(Stored items)

>>>>>

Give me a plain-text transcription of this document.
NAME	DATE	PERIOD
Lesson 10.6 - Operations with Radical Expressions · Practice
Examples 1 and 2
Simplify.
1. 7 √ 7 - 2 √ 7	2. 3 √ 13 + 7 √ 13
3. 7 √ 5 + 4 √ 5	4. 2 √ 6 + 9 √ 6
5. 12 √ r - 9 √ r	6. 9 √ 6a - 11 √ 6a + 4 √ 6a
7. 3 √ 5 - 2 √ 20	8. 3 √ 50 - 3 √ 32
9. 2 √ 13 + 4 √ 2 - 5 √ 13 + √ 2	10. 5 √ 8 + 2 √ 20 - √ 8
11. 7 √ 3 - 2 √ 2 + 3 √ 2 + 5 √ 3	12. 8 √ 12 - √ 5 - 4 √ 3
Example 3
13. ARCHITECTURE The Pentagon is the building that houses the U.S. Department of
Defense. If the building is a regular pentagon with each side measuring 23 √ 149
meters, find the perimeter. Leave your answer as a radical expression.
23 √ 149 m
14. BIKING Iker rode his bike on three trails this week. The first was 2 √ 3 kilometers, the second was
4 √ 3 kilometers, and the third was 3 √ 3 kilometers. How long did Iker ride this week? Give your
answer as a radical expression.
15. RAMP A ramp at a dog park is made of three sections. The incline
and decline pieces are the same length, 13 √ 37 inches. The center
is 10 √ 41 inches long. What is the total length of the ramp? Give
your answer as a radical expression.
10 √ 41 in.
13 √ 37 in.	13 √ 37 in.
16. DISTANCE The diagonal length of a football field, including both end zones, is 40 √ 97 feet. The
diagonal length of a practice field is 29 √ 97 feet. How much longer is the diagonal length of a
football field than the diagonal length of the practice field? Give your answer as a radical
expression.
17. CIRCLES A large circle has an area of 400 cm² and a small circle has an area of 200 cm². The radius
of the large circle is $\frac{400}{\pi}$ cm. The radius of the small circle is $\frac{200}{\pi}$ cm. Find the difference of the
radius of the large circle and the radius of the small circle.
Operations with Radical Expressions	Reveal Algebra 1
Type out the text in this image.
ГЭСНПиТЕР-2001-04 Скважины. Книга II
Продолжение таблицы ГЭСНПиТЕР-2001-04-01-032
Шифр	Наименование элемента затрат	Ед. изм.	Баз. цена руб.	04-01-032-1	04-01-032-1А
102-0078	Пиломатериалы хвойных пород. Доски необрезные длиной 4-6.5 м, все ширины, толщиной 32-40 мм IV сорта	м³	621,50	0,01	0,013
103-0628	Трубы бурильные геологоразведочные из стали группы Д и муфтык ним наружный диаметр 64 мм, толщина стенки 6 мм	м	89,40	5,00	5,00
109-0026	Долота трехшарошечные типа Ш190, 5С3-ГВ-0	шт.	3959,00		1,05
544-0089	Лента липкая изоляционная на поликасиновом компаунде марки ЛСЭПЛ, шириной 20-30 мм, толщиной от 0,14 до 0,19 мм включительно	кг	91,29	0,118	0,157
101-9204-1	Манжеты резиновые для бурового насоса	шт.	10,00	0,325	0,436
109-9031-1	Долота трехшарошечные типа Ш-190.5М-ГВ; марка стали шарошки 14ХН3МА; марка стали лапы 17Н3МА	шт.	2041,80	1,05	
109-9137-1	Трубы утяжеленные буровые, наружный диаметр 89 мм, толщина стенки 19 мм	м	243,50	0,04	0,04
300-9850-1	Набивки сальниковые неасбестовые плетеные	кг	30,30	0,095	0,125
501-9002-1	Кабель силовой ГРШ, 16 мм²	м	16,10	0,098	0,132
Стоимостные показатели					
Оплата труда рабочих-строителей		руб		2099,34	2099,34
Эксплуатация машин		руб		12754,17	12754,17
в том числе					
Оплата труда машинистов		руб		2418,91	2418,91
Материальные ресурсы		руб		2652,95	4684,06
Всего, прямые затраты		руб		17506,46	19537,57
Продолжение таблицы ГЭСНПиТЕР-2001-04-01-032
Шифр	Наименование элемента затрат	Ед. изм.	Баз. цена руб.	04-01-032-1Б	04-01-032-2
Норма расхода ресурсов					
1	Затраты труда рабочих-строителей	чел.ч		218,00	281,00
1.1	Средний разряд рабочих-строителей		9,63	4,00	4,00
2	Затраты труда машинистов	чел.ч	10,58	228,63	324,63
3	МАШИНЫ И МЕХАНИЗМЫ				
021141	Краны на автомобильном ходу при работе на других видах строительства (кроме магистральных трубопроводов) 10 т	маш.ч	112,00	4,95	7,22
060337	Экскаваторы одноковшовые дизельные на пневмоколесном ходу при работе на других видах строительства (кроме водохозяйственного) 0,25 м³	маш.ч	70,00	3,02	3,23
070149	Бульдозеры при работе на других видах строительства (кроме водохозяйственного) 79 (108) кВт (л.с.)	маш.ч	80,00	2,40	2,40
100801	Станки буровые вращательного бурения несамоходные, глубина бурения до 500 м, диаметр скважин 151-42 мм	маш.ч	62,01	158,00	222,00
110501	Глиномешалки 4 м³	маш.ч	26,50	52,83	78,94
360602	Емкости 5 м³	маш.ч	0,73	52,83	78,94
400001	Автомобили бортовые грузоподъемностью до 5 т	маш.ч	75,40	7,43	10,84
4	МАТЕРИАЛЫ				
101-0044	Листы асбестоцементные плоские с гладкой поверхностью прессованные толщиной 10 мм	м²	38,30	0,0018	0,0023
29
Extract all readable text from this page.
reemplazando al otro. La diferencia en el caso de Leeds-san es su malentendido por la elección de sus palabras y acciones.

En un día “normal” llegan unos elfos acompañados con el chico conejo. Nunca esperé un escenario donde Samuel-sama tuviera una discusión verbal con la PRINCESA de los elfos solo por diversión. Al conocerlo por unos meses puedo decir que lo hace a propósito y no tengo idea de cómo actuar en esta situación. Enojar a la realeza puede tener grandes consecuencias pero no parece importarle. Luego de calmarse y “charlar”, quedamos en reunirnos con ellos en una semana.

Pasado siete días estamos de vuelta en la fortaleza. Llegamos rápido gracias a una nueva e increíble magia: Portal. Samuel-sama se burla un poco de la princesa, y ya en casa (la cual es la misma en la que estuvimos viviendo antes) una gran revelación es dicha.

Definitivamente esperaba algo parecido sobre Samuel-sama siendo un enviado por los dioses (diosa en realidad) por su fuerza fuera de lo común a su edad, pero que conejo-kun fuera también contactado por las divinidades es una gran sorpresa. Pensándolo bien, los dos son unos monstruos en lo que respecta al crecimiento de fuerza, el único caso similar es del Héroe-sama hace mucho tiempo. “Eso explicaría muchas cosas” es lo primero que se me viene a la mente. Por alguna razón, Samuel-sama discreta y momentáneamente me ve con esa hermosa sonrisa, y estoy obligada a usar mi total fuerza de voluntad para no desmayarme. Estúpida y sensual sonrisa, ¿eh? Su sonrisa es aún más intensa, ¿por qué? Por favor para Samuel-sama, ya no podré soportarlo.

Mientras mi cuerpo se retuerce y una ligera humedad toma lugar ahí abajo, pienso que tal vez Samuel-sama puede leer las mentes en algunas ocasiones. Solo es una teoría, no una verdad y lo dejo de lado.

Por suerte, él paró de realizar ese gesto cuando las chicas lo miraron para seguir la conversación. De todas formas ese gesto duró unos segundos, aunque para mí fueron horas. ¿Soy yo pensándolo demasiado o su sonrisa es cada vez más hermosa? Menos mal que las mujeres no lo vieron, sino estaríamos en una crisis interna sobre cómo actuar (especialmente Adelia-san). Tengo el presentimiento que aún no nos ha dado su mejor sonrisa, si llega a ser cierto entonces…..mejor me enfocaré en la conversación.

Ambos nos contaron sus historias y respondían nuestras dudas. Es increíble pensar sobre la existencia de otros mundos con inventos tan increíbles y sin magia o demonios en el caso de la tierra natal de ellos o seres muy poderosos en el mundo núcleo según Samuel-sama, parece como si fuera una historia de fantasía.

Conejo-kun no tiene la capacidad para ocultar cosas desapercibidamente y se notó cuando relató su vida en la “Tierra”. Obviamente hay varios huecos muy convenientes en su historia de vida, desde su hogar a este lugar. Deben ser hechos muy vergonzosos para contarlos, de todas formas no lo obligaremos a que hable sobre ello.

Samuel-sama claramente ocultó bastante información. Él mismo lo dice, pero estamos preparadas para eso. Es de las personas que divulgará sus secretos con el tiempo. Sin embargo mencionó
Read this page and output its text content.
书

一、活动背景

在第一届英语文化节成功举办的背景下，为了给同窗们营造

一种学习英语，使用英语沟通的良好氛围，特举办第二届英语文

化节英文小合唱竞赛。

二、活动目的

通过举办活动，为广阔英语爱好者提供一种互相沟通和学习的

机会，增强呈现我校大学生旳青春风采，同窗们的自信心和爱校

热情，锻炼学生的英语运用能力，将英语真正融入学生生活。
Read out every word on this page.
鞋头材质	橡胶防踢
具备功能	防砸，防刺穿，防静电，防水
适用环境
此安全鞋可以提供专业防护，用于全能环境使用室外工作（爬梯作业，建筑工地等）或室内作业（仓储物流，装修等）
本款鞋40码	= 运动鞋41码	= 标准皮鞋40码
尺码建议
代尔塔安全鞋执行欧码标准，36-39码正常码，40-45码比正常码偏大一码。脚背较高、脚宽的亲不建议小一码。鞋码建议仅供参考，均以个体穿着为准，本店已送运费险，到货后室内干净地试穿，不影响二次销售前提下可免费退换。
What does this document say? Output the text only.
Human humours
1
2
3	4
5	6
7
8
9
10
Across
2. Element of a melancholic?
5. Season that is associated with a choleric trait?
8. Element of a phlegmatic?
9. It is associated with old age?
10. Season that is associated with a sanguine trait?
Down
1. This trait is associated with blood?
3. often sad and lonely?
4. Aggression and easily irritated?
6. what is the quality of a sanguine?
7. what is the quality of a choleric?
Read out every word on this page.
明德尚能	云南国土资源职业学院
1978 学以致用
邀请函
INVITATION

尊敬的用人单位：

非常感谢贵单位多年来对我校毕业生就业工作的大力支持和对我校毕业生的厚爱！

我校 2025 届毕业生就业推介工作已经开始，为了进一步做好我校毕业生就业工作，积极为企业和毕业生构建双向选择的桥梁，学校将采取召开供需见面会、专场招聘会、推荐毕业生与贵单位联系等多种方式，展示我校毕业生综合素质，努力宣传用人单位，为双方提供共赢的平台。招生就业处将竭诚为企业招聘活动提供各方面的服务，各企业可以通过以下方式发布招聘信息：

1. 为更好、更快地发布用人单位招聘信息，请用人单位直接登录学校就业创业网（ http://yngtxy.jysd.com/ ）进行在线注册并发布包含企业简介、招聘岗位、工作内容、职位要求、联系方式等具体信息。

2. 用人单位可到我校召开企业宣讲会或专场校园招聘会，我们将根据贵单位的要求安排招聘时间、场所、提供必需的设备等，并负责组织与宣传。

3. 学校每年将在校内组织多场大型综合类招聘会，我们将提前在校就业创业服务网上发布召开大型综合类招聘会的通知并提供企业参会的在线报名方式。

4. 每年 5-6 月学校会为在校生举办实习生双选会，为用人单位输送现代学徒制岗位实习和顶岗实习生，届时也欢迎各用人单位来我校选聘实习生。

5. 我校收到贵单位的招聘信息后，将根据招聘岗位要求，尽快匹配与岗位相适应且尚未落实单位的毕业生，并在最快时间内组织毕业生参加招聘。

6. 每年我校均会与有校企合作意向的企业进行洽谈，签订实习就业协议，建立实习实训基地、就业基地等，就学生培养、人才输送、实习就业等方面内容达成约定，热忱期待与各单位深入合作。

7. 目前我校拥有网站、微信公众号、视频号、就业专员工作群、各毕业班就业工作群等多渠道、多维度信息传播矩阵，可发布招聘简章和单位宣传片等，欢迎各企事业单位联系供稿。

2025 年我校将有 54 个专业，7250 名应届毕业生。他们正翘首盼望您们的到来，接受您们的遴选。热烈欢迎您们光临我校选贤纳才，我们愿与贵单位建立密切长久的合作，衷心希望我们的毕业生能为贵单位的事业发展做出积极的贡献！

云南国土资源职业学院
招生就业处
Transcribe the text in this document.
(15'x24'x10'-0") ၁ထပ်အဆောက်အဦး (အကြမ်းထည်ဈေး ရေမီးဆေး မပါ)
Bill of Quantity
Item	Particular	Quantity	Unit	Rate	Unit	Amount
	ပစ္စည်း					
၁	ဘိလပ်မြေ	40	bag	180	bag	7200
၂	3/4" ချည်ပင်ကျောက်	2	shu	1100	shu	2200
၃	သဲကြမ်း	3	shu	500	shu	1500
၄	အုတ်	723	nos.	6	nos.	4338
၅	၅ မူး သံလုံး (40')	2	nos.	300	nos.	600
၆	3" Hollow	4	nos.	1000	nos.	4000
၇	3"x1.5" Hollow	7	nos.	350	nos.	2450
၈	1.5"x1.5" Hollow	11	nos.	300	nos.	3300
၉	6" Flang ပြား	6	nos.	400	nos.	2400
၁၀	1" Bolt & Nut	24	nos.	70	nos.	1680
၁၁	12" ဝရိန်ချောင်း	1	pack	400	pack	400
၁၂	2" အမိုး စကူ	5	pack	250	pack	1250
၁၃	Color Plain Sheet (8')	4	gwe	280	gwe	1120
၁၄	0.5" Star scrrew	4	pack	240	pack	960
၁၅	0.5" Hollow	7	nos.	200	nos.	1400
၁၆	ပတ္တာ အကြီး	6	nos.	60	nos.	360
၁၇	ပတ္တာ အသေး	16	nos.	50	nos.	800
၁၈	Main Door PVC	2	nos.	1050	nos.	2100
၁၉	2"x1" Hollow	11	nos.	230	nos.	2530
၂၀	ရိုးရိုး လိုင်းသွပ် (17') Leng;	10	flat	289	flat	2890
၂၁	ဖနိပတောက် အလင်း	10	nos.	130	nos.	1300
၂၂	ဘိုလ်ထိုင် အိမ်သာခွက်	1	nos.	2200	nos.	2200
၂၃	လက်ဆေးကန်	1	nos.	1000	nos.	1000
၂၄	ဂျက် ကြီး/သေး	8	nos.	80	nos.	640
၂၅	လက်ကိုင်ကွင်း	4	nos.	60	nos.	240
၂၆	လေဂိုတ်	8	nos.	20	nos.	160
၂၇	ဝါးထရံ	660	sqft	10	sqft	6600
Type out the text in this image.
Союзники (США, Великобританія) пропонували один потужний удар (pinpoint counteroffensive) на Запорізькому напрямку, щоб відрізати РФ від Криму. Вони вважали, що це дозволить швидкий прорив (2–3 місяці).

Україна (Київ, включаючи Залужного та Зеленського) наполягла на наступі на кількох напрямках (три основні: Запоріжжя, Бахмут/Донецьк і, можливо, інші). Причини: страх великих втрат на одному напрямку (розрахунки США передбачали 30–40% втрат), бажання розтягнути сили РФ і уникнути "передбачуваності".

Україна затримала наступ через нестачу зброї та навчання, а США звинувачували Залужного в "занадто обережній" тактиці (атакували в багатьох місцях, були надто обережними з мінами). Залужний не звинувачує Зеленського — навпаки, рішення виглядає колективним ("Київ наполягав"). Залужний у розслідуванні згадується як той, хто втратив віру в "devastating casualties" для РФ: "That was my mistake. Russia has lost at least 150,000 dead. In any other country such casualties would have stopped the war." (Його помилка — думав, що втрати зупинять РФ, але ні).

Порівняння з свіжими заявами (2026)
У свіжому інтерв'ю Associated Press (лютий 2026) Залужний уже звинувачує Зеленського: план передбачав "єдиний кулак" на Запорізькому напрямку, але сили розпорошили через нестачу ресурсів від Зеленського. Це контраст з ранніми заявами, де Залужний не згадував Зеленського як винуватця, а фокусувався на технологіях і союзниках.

<<<<<

▶ Requirements
From the records, copy every line that has the string "three" in it.

▶ Correct output
14. BIKING Iker rode his bike on three trails this week. The first was 2 √ 3 kilometers, the second was
15. RAMP A ramp at a dog park is made of three sections. The incline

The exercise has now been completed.